§ WHAT THE TASK REQUIRES
Your answer should be a single number: the count of lines in the material below that hold "JSON".

Stored items
======

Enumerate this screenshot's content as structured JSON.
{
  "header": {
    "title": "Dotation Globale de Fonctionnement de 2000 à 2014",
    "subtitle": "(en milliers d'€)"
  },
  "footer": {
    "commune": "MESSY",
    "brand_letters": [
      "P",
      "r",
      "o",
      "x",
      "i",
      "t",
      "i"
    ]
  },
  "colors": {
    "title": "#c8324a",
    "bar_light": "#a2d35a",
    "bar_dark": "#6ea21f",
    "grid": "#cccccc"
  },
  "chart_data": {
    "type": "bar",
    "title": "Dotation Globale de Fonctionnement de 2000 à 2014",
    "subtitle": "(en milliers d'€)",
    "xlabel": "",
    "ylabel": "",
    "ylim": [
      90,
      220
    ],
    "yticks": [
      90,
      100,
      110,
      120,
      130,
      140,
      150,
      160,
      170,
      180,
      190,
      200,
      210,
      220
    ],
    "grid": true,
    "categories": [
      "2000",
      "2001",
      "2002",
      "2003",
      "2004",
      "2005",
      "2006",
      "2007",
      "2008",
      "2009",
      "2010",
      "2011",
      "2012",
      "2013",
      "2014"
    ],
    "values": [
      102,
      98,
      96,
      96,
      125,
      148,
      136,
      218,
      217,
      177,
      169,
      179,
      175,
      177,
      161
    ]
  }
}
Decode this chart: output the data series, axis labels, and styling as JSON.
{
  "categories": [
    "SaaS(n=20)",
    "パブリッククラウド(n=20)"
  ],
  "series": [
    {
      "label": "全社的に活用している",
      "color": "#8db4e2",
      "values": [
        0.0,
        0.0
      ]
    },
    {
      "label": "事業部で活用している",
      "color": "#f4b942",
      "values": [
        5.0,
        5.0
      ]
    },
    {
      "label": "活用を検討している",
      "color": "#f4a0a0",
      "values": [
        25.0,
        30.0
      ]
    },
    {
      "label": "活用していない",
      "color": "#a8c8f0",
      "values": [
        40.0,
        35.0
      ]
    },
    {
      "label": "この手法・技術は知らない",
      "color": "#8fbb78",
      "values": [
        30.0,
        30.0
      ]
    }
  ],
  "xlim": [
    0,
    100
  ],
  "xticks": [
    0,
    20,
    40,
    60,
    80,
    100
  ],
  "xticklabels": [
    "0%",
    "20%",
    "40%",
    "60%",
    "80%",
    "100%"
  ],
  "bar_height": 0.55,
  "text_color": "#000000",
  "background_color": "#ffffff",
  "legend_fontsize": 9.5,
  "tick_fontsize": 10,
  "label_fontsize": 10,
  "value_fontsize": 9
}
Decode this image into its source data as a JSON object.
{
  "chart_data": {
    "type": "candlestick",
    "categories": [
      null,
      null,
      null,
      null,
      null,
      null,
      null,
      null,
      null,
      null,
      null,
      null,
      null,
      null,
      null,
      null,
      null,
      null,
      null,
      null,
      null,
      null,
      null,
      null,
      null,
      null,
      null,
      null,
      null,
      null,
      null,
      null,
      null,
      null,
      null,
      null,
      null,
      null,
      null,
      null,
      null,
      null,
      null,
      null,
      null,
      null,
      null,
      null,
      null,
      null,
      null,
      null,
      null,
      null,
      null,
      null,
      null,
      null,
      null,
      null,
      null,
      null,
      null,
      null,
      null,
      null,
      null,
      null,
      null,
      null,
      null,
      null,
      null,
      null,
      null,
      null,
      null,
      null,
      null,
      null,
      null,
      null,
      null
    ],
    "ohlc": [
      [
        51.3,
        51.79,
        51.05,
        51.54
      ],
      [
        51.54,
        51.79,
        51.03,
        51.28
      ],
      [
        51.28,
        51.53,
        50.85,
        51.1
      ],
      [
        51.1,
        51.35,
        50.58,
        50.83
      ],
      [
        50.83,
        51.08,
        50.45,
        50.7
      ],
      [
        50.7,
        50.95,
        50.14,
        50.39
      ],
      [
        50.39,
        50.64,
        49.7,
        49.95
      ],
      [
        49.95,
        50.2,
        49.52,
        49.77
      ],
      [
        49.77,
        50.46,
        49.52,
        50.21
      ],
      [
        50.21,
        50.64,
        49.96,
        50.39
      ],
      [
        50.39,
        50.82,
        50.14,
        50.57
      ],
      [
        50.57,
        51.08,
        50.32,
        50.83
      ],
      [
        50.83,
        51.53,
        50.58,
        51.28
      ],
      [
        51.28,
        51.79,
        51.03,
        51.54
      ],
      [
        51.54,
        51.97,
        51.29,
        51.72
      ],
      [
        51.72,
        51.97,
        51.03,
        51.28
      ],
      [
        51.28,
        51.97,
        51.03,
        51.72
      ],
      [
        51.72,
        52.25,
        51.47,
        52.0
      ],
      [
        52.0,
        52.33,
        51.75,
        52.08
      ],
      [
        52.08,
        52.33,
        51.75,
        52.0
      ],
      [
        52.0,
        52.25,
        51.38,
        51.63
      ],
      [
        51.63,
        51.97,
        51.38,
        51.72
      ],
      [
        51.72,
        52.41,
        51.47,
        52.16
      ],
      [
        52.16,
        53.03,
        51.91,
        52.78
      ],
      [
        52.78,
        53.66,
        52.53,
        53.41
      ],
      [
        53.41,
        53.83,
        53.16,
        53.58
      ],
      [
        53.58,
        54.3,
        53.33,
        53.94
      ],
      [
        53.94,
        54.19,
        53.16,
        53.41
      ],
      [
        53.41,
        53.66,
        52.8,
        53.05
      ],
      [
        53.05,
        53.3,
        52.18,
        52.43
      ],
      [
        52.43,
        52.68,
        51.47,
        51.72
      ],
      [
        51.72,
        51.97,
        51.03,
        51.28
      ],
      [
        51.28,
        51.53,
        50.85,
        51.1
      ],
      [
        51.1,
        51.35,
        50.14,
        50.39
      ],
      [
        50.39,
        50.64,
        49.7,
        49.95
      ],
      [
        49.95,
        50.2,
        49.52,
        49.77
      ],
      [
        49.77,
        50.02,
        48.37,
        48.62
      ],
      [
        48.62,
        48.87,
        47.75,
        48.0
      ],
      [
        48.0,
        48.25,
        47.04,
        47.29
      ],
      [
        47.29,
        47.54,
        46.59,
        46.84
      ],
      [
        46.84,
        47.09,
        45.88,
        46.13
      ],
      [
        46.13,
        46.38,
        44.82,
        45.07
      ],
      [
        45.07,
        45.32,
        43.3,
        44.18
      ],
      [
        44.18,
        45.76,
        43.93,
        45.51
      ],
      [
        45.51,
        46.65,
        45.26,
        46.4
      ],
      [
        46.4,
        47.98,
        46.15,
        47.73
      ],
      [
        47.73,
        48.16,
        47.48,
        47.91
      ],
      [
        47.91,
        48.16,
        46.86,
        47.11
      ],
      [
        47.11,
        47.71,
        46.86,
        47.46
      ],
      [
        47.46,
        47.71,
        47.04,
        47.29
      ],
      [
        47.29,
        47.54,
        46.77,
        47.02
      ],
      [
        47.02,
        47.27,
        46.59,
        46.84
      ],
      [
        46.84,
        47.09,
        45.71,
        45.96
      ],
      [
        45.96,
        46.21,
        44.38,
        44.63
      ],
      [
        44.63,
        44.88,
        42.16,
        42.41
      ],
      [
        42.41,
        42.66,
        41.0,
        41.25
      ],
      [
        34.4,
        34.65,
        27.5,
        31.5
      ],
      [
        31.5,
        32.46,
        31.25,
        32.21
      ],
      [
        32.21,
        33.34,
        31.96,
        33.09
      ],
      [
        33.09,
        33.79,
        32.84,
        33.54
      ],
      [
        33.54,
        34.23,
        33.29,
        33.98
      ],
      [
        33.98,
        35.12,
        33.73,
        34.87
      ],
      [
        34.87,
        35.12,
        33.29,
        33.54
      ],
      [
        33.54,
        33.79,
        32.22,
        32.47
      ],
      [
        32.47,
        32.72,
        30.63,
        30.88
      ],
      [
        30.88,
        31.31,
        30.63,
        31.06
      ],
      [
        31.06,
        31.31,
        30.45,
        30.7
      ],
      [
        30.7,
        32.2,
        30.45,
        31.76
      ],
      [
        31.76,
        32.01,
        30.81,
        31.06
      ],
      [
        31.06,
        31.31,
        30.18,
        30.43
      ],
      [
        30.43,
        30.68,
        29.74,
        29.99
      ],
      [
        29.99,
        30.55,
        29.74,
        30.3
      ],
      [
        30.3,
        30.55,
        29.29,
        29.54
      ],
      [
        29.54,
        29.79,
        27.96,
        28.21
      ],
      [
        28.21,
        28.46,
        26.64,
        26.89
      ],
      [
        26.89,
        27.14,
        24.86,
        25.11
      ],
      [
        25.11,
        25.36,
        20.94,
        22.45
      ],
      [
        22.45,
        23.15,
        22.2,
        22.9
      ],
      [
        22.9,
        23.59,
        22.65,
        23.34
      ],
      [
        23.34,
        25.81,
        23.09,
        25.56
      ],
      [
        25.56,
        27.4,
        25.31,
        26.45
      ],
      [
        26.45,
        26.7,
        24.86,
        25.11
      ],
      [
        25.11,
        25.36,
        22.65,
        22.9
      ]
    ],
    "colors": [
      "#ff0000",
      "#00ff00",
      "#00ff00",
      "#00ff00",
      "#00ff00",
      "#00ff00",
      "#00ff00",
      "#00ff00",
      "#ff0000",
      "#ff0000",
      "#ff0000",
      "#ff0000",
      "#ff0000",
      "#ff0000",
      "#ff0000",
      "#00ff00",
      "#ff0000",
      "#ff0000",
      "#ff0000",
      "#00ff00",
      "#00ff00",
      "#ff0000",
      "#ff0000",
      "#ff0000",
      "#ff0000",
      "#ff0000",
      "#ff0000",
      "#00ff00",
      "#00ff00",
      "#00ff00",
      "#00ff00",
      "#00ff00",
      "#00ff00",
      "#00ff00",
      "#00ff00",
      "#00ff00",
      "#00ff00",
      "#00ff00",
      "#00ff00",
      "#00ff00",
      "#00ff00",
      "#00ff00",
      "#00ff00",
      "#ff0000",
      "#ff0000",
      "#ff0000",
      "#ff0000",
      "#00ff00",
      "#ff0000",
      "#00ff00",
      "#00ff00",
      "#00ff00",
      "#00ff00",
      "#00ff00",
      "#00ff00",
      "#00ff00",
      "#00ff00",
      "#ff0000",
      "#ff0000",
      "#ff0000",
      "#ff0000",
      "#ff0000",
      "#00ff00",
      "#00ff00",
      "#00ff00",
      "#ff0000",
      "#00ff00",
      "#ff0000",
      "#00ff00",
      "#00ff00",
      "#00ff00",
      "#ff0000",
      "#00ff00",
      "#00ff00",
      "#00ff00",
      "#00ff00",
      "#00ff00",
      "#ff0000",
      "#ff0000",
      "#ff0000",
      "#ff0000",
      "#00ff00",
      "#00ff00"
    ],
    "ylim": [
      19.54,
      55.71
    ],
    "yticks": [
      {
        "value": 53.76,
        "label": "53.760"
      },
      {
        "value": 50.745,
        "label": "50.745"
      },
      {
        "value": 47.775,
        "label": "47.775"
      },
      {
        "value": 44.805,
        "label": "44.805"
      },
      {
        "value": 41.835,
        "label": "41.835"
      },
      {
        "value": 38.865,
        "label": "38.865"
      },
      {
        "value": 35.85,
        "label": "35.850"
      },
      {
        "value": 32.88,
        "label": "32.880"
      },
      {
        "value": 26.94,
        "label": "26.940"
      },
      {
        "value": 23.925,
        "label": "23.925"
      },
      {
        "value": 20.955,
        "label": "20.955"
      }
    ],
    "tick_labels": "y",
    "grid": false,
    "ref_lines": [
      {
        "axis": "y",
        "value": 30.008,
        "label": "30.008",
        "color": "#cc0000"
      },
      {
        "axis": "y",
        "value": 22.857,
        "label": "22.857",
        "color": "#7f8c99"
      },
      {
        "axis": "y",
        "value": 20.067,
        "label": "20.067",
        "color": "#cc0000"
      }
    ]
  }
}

======

§ ANSWER
3